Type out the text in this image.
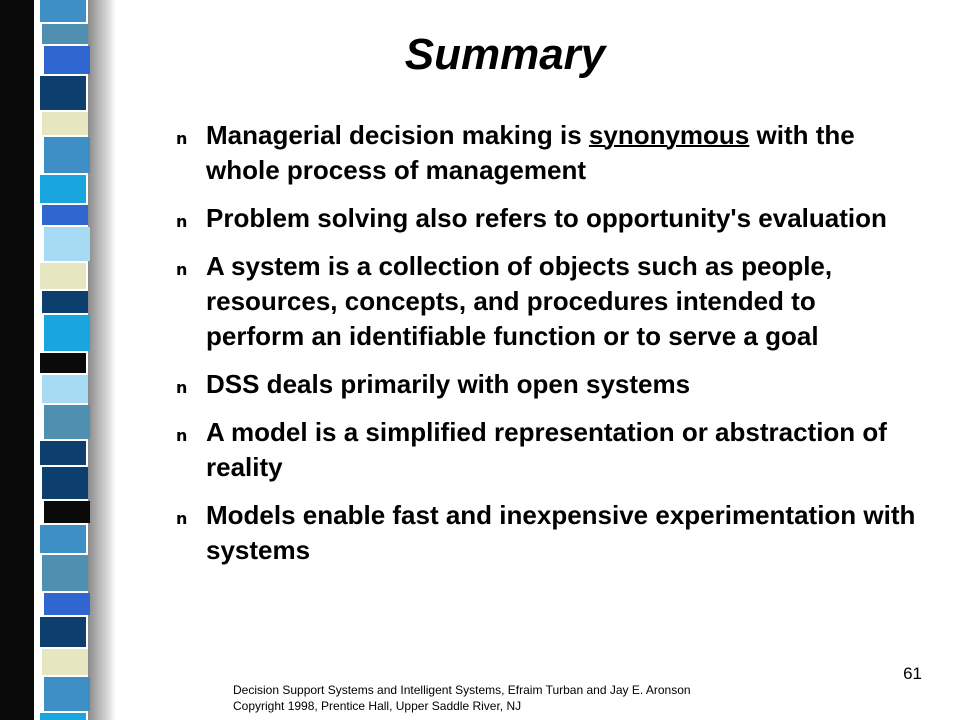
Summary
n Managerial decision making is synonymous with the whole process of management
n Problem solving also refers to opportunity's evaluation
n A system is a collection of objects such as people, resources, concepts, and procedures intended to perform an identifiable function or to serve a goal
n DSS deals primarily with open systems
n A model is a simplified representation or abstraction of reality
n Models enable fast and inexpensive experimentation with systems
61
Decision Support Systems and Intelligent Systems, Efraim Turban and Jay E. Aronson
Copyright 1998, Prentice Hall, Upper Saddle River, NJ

--

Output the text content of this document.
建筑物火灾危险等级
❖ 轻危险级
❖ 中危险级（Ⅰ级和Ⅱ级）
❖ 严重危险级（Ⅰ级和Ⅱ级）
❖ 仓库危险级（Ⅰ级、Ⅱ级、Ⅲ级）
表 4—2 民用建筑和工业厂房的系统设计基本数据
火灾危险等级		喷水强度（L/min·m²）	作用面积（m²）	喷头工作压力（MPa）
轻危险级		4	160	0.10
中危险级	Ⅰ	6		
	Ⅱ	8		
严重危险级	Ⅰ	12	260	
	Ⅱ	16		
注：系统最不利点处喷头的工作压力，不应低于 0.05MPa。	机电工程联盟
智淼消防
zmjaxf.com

> _INSTRUCTIONS FOR THE TASK_:
Identify all lines where the word "with" shows up. Copy them.

> _WRITTEN ANSWER_:
n Managerial decision making is synonymous with the whole process of management
n DSS deals primarily with open systems
n Models enable fast and inexpensive experimentation with systems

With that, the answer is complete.